- Source data -

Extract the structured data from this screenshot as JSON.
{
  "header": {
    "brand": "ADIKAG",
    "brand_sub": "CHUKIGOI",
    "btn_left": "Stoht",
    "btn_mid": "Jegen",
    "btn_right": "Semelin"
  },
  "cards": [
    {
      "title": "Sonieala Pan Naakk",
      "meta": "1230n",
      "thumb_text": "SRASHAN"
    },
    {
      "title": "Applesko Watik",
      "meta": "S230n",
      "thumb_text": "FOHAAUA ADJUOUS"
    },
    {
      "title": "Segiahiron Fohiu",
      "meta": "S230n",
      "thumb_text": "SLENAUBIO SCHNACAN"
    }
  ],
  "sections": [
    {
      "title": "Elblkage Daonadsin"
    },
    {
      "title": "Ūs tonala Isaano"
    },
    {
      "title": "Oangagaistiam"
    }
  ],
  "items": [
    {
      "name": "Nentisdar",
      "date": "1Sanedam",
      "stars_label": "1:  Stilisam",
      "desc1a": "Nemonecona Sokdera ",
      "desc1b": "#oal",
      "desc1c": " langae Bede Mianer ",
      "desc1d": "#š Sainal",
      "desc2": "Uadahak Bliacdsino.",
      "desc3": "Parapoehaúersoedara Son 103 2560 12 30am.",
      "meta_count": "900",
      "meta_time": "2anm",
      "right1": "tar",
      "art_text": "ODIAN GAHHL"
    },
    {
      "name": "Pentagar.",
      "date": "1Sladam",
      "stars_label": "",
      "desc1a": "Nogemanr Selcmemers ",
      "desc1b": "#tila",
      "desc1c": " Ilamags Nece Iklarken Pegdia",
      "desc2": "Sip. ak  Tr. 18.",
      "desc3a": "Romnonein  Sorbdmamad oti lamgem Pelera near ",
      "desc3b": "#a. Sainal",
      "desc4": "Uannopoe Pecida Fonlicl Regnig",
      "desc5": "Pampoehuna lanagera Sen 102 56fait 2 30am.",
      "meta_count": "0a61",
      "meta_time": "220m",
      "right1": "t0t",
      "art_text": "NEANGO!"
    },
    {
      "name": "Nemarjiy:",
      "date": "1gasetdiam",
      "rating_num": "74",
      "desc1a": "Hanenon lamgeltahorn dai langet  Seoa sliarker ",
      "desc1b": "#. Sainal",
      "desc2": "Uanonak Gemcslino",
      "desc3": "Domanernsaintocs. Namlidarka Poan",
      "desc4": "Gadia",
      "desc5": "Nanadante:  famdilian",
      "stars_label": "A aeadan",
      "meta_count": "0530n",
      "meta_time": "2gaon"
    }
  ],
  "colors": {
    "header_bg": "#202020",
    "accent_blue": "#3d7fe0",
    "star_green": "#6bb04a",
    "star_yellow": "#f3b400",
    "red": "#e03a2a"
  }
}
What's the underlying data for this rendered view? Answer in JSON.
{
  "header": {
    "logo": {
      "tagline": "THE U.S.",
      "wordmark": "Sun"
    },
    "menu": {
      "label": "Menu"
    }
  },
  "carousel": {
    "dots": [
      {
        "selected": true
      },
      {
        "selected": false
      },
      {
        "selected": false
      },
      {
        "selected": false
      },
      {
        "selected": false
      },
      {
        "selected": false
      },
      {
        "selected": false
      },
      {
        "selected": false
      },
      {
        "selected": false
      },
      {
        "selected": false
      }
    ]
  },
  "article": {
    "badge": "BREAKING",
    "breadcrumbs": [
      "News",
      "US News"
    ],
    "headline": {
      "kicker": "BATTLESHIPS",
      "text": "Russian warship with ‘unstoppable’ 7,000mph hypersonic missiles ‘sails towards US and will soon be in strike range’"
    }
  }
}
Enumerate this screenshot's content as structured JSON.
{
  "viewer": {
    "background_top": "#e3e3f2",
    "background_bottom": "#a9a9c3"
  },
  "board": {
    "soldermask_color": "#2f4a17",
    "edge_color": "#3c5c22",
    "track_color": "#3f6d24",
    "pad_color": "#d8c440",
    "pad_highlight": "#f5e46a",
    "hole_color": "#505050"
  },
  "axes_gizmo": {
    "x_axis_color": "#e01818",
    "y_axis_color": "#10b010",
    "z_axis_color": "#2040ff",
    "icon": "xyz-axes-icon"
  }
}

- Work instructions -
Return each full line of the entries that contains the word "title".

- Result of the exercise -
      "title": "Sonieala Pan Naakk",
      "title": "Applesko Watik",
      "title": "Segiahiron Fohiu",
      "title": "Elblkage Daonadsin"
      "title": "Ūs tonala Isaano"
      "title": "Oangagaistiam"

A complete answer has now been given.